Given data |
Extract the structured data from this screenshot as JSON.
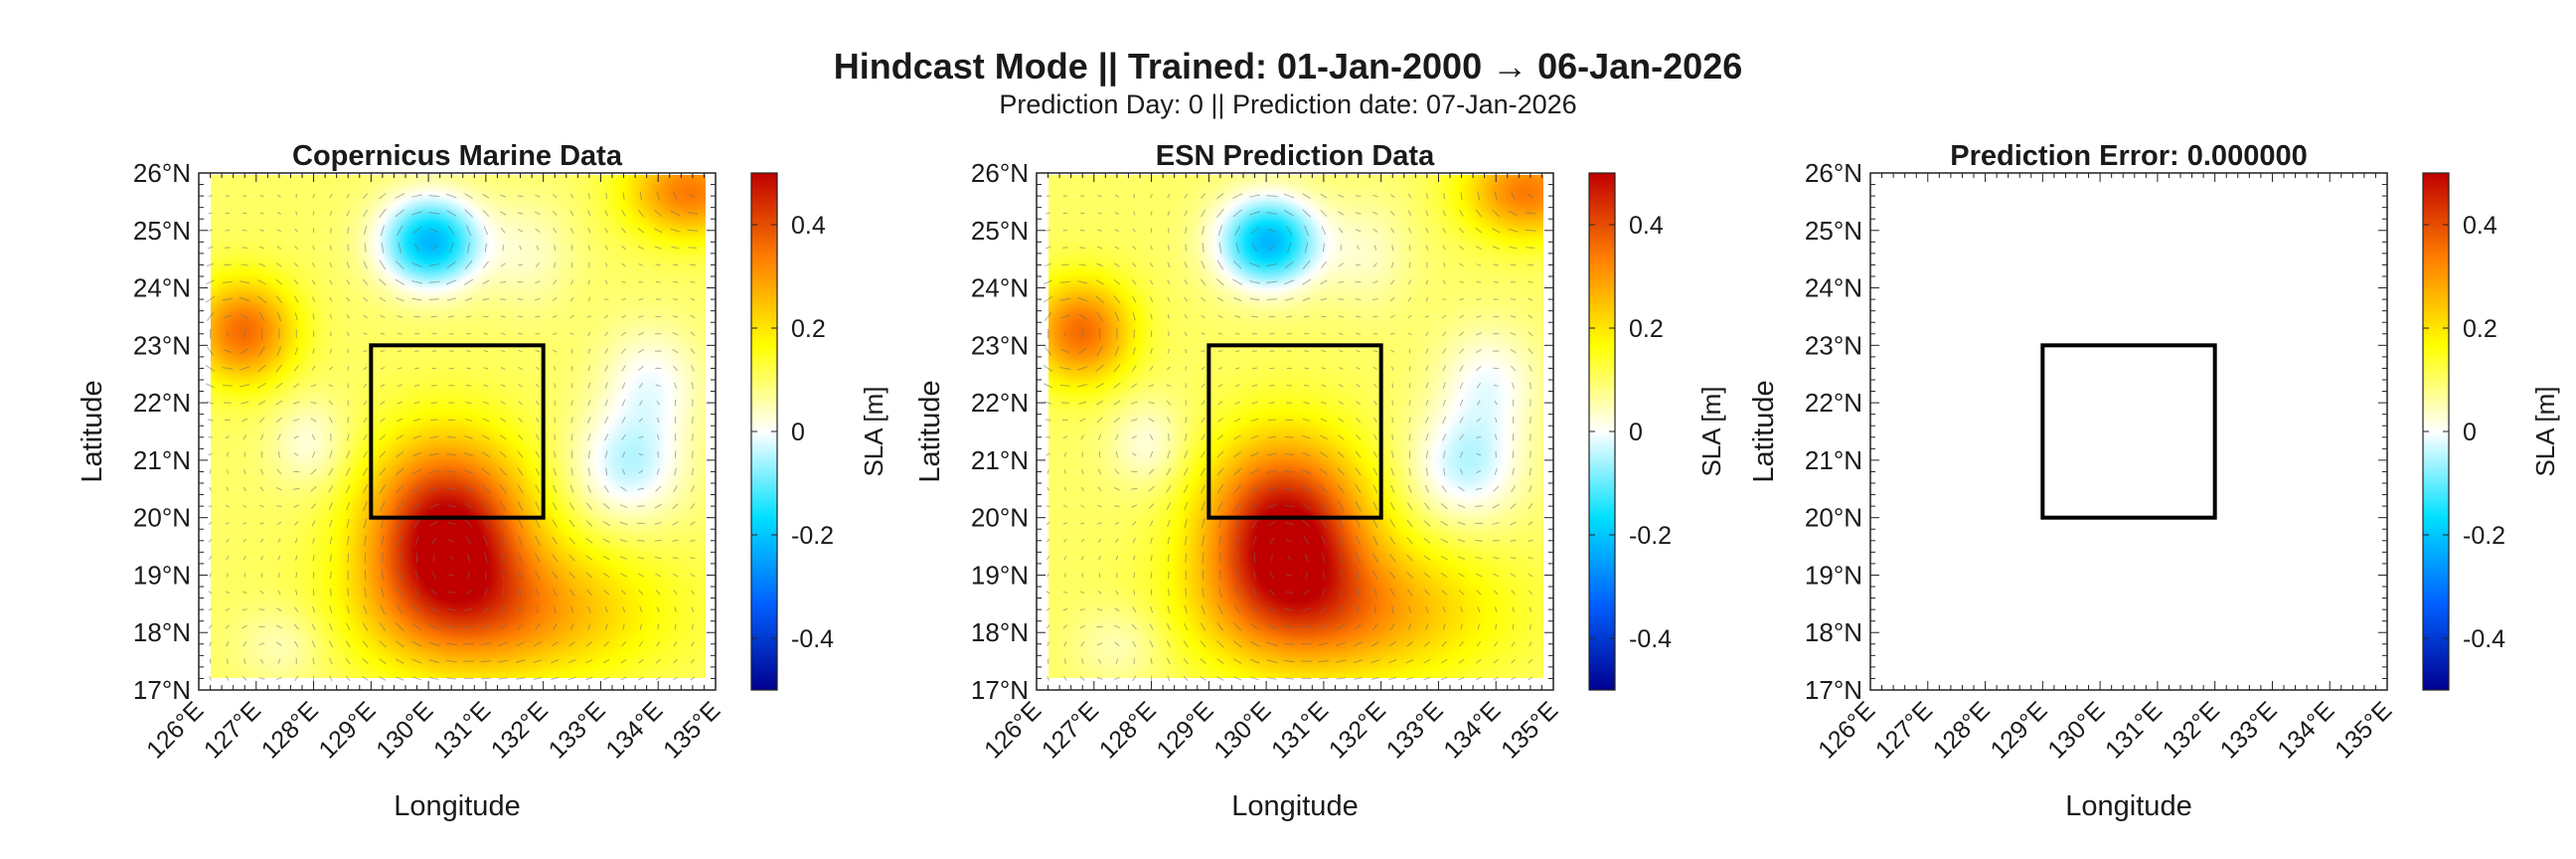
{
  "figure": {
    "title": "Hindcast Mode || Trained: 01-Jan-2000 → 06-Jan-2026",
    "subtitle": "Prediction Day: 0 || Prediction date: 07-Jan-2026"
  },
  "chart_data": [
    {
      "type": "heatmap",
      "title": "Copernicus Marine Data",
      "xlabel": "Longitude",
      "ylabel": "Latitude",
      "xlim": [
        126,
        135
      ],
      "ylim": [
        17,
        26
      ],
      "xticks": [
        "126°E",
        "127°E",
        "128°E",
        "129°E",
        "130°E",
        "131°E",
        "132°E",
        "133°E",
        "134°E",
        "135°E"
      ],
      "yticks": [
        "17°N",
        "18°N",
        "19°N",
        "20°N",
        "21°N",
        "22°N",
        "23°N",
        "24°N",
        "25°N",
        "26°N"
      ],
      "colorbar": {
        "label": "SLA [m]",
        "range": [
          -0.5,
          0.5
        ],
        "ticks": [
          "-0.4",
          "-0.2",
          "0",
          "0.2",
          "0.4"
        ]
      },
      "colormap": [
        "#00008f",
        "#0060ff",
        "#00e0ff",
        "#ffffff",
        "#ffff00",
        "#ff8000",
        "#c00000"
      ],
      "field": "sla",
      "vectors": true,
      "box": {
        "lon": [
          129,
          132
        ],
        "lat": [
          20,
          23
        ]
      },
      "sla_features": [
        {
          "lon": 130.3,
          "lat": 19.6,
          "value": 0.42,
          "r_lon": 1.4,
          "r_lat": 1.6
        },
        {
          "lon": 130.0,
          "lat": 24.8,
          "value": -0.32,
          "r_lon": 0.9,
          "r_lat": 0.8
        },
        {
          "lon": 133.6,
          "lat": 20.8,
          "value": -0.14,
          "r_lon": 1.0,
          "r_lat": 1.0
        },
        {
          "lon": 134.0,
          "lat": 22.3,
          "value": -0.1,
          "r_lon": 0.9,
          "r_lat": 1.0
        },
        {
          "lon": 126.6,
          "lat": 23.2,
          "value": 0.26,
          "r_lon": 0.9,
          "r_lat": 0.9
        },
        {
          "lon": 134.7,
          "lat": 25.7,
          "value": 0.24,
          "r_lon": 1.1,
          "r_lat": 0.8
        },
        {
          "lon": 131.4,
          "lat": 18.2,
          "value": 0.2,
          "r_lon": 2.5,
          "r_lat": 1.2
        },
        {
          "lon": 127.8,
          "lat": 21.2,
          "value": -0.08,
          "r_lon": 0.7,
          "r_lat": 0.8
        },
        {
          "lon": 131.8,
          "lat": 24.6,
          "value": -0.06,
          "r_lon": 0.8,
          "r_lat": 1.0
        },
        {
          "lon": 127.3,
          "lat": 17.6,
          "value": -0.06,
          "r_lon": 0.8,
          "r_lat": 0.7
        }
      ],
      "sla_base": 0.1
    },
    {
      "type": "heatmap",
      "title": "ESN Prediction Data",
      "xlabel": "Longitude",
      "ylabel": "Latitude",
      "xlim": [
        126,
        135
      ],
      "ylim": [
        17,
        26
      ],
      "xticks": [
        "126°E",
        "127°E",
        "128°E",
        "129°E",
        "130°E",
        "131°E",
        "132°E",
        "133°E",
        "134°E",
        "135°E"
      ],
      "yticks": [
        "17°N",
        "18°N",
        "19°N",
        "20°N",
        "21°N",
        "22°N",
        "23°N",
        "24°N",
        "25°N",
        "26°N"
      ],
      "colorbar": {
        "label": "SLA [m]",
        "range": [
          -0.5,
          0.5
        ],
        "ticks": [
          "-0.4",
          "-0.2",
          "0",
          "0.2",
          "0.4"
        ]
      },
      "colormap": [
        "#00008f",
        "#0060ff",
        "#00e0ff",
        "#ffffff",
        "#ffff00",
        "#ff8000",
        "#c00000"
      ],
      "field": "sla",
      "vectors": true,
      "box": {
        "lon": [
          129,
          132
        ],
        "lat": [
          20,
          23
        ]
      },
      "sla_features": [
        {
          "lon": 130.3,
          "lat": 19.6,
          "value": 0.42,
          "r_lon": 1.4,
          "r_lat": 1.6
        },
        {
          "lon": 130.0,
          "lat": 24.8,
          "value": -0.32,
          "r_lon": 0.9,
          "r_lat": 0.8
        },
        {
          "lon": 133.6,
          "lat": 20.8,
          "value": -0.14,
          "r_lon": 1.0,
          "r_lat": 1.0
        },
        {
          "lon": 134.0,
          "lat": 22.3,
          "value": -0.1,
          "r_lon": 0.9,
          "r_lat": 1.0
        },
        {
          "lon": 126.6,
          "lat": 23.2,
          "value": 0.26,
          "r_lon": 0.9,
          "r_lat": 0.9
        },
        {
          "lon": 134.7,
          "lat": 25.7,
          "value": 0.24,
          "r_lon": 1.1,
          "r_lat": 0.8
        },
        {
          "lon": 131.4,
          "lat": 18.2,
          "value": 0.2,
          "r_lon": 2.5,
          "r_lat": 1.2
        },
        {
          "lon": 127.8,
          "lat": 21.2,
          "value": -0.08,
          "r_lon": 0.7,
          "r_lat": 0.8
        },
        {
          "lon": 131.8,
          "lat": 24.6,
          "value": -0.06,
          "r_lon": 0.8,
          "r_lat": 1.0
        },
        {
          "lon": 127.3,
          "lat": 17.6,
          "value": -0.06,
          "r_lon": 0.8,
          "r_lat": 0.7
        }
      ],
      "sla_base": 0.1
    },
    {
      "type": "heatmap",
      "title": "Prediction Error: 0.000000",
      "xlabel": "Longitude",
      "ylabel": "Latitude",
      "xlim": [
        126,
        135
      ],
      "ylim": [
        17,
        26
      ],
      "xticks": [
        "126°E",
        "127°E",
        "128°E",
        "129°E",
        "130°E",
        "131°E",
        "132°E",
        "133°E",
        "134°E",
        "135°E"
      ],
      "yticks": [
        "17°N",
        "18°N",
        "19°N",
        "20°N",
        "21°N",
        "22°N",
        "23°N",
        "24°N",
        "25°N",
        "26°N"
      ],
      "colorbar": {
        "label": "SLA [m]",
        "range": [
          -0.5,
          0.5
        ],
        "ticks": [
          "-0.4",
          "-0.2",
          "0",
          "0.2",
          "0.4"
        ]
      },
      "colormap": [
        "#00008f",
        "#0060ff",
        "#00e0ff",
        "#ffffff",
        "#ffff00",
        "#ff8000",
        "#c00000"
      ],
      "field": "error",
      "error_value": 0.0,
      "vectors": false,
      "box": {
        "lon": [
          129,
          132
        ],
        "lat": [
          20,
          23
        ]
      }
    }
  ]
}
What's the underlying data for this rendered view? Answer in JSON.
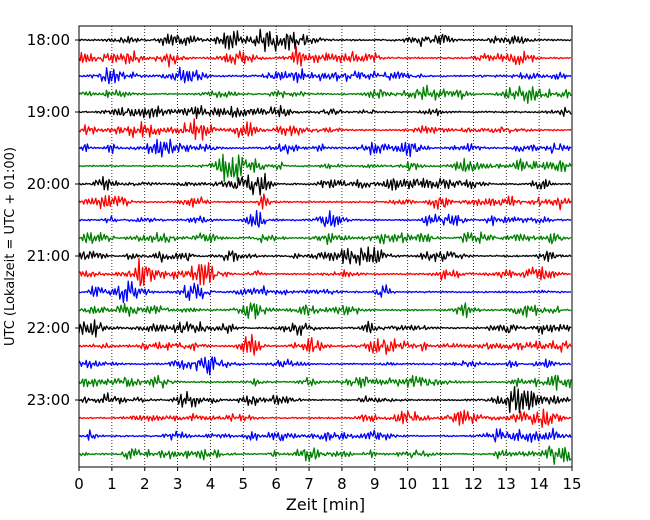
{
  "chart_data": {
    "type": "line",
    "title": "",
    "xlabel": "Zeit  [min]",
    "ylabel": "UTC (Lokalzeit = UTC + 01:00)",
    "xlim": [
      0,
      15
    ],
    "x_ticks": [
      "0",
      "1",
      "2",
      "3",
      "4",
      "5",
      "6",
      "7",
      "8",
      "9",
      "10",
      "11",
      "12",
      "13",
      "14",
      "15"
    ],
    "y_tick_labels": [
      "18:00",
      "19:00",
      "20:00",
      "21:00",
      "22:00",
      "23:00"
    ],
    "row_interval_minutes": 15,
    "rows": [
      {
        "start": "18:00",
        "color": "#000000"
      },
      {
        "start": "18:15",
        "color": "#ff0000"
      },
      {
        "start": "18:30",
        "color": "#0000ff"
      },
      {
        "start": "18:45",
        "color": "#008000"
      },
      {
        "start": "19:00",
        "color": "#000000"
      },
      {
        "start": "19:15",
        "color": "#ff0000"
      },
      {
        "start": "19:30",
        "color": "#0000ff"
      },
      {
        "start": "19:45",
        "color": "#008000"
      },
      {
        "start": "20:00",
        "color": "#000000"
      },
      {
        "start": "20:15",
        "color": "#ff0000"
      },
      {
        "start": "20:30",
        "color": "#0000ff"
      },
      {
        "start": "20:45",
        "color": "#008000"
      },
      {
        "start": "21:00",
        "color": "#000000"
      },
      {
        "start": "21:15",
        "color": "#ff0000"
      },
      {
        "start": "21:30",
        "color": "#0000ff"
      },
      {
        "start": "21:45",
        "color": "#008000"
      },
      {
        "start": "22:00",
        "color": "#000000"
      },
      {
        "start": "22:15",
        "color": "#ff0000"
      },
      {
        "start": "22:30",
        "color": "#0000ff"
      },
      {
        "start": "22:45",
        "color": "#008000"
      },
      {
        "start": "23:00",
        "color": "#000000"
      },
      {
        "start": "23:15",
        "color": "#ff0000"
      },
      {
        "start": "23:30",
        "color": "#0000ff"
      },
      {
        "start": "23:45",
        "color": "#008000"
      }
    ],
    "grid": "vertical dotted at each minute",
    "legend": "none"
  }
}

Task brief | Select the lines that carry the string "this" and copy them.

Solution below |
Extract the structured data from this screenshot as JSON.
What's the underlying data for this rendered view? Answer in JSON.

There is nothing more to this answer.